### What is being asked
Pictures do not belong in the copy. Return all of the entries exactly.

### Supplied entries
▽

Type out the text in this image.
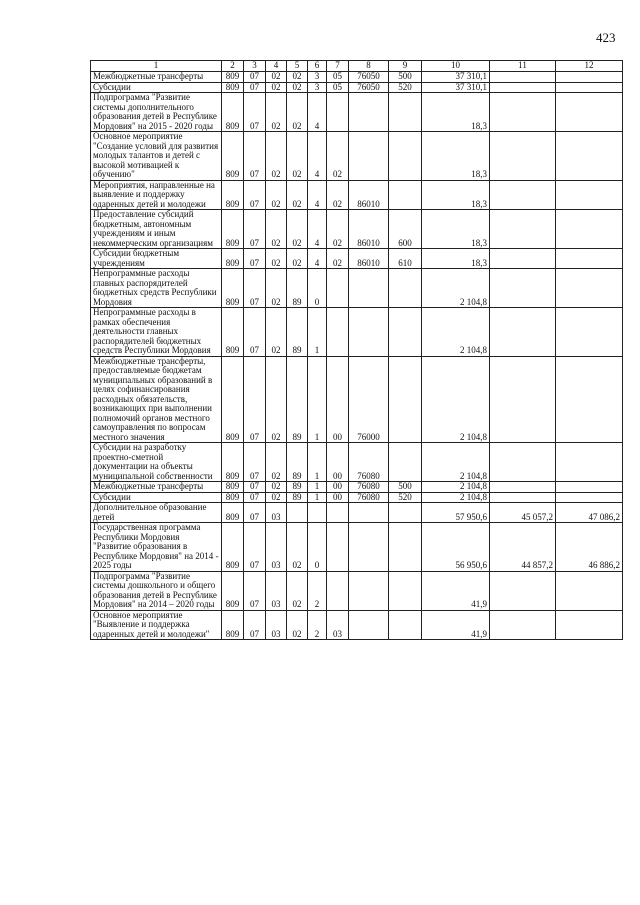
423
1	2	3	4	5	6	7	8	9	10	11	12
Межбюджетные трансферты	809	07	02	02	3	05	76050	500	37 310,1		
Субсидии	809	07	02	02	3	05	76050	520	37 310,1		
Подпрограмма "Развитие системы дополнительного образования детей в Республике Мордовия" на 2015 - 2020 годы	809	07	02	02	4				18,3		
Основное мероприятие "Создание условий для развития молодых талантов и детей с высокой мотивацией к обучению"	809	07	02	02	4	02			18,3		
Мероприятия, направленные на выявление и поддержку одаренных детей и молодежи	809	07	02	02	4	02	86010		18,3		
Предоставление субсидий бюджетным, автономным учреждениям и иным некоммерческим организациям	809	07	02	02	4	02	86010	600	18,3		
Субсидии бюджетным учреждениям	809	07	02	02	4	02	86010	610	18,3		
Непрограммные расходы главных распорядителей бюджетных средств Республики Мордовия	809	07	02	89	0				2 104,8		
Непрограммные расходы в рамках обеспечения деятельности главных распорядителей бюджетных средств Республики Мордовия	809	07	02	89	1				2 104,8		
Межбюджетные трансферты, предоставляемые бюджетам муниципальных образований в целях софинансирования расходных обязательств, возникающих при выполнении полномочий органов местного самоуправления по вопросам местного значения	809	07	02	89	1	00	76000		2 104,8		
Субсидии на разработку проектно-сметной документации на объекты муниципальной собственности	809	07	02	89	1	00	76080		2 104,8		
Межбюджетные трансферты	809	07	02	89	1	00	76080	500	2 104,8		
Субсидии	809	07	02	89	1	00	76080	520	2 104,8		
Дополнительное образование детей	809	07	03						57 950,6	45 057,2	47 086,2
Государственная программа Республики Мордовия "Развитие образования в Республике Мордовия" на 2014 - 2025 годы	809	07	03	02	0				56 950,6	44 857,2	46 886,2
Подпрограмма "Развитие системы дошкольного и общего образования детей в Республике Мордовия" на 2014 – 2020 годы	809	07	03	02	2				41,9		
Основное мероприятие "Выявление и поддержка одаренных детей и молодежи"	809	07	03	02	2	03			41,9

△

### Written solution
Type out the text in this image.
423
1	2	3	4	5	6	7	8	9	10	11	12
Межбюджетные трансферты	809	07	02	02	3	05	76050	500	37 310,1		
Субсидии	809	07	02	02	3	05	76050	520	37 310,1		
Подпрограмма "Развитие системы дополнительного образования детей в Республике Мордовия" на 2015 - 2020 годы	809	07	02	02	4				18,3		
Основное мероприятие "Создание условий для развития молодых талантов и детей с высокой мотивацией к обучению"	809	07	02	02	4	02			18,3		
Мероприятия, направленные на выявление и поддержку одаренных детей и молодежи	809	07	02	02	4	02	86010		18,3		
Предоставление субсидий бюджетным, автономным учреждениям и иным некоммерческим организациям	809	07	02	02	4	02	86010	600	18,3		
Субсидии бюджетным учреждениям	809	07	02	02	4	02	86010	610	18,3		
Непрограммные расходы главных распорядителей бюджетных средств Республики Мордовия	809	07	02	89	0				2 104,8		
Непрограммные расходы в рамках обеспечения деятельности главных распорядителей бюджетных средств Республики Мордовия	809	07	02	89	1				2 104,8		
Межбюджетные трансферты, предоставляемые бюджетам муниципальных образований в целях софинансирования расходных обязательств, возникающих при выполнении полномочий органов местного самоуправления по вопросам местного значения	809	07	02	89	1	00	76000		2 104,8		
Субсидии на разработку проектно-сметной документации на объекты муниципальной собственности	809	07	02	89	1	00	76080		2 104,8		
Межбюджетные трансферты	809	07	02	89	1	00	76080	500	2 104,8		
Субсидии	809	07	02	89	1	00	76080	520	2 104,8		
Дополнительное образование детей	809	07	03						57 950,6	45 057,2	47 086,2
Государственная программа Республики Мордовия "Развитие образования в Республике Мордовия" на 2014 - 2025 годы	809	07	03	02	0				56 950,6	44 857,2	46 886,2
Подпрограмма "Развитие системы дошкольного и общего образования детей в Республике Мордовия" на 2014 – 2020 годы	809	07	03	02	2				41,9		
Основное мероприятие "Выявление и поддержка одаренных детей и молодежи"	809	07	03	02	2	03			41,9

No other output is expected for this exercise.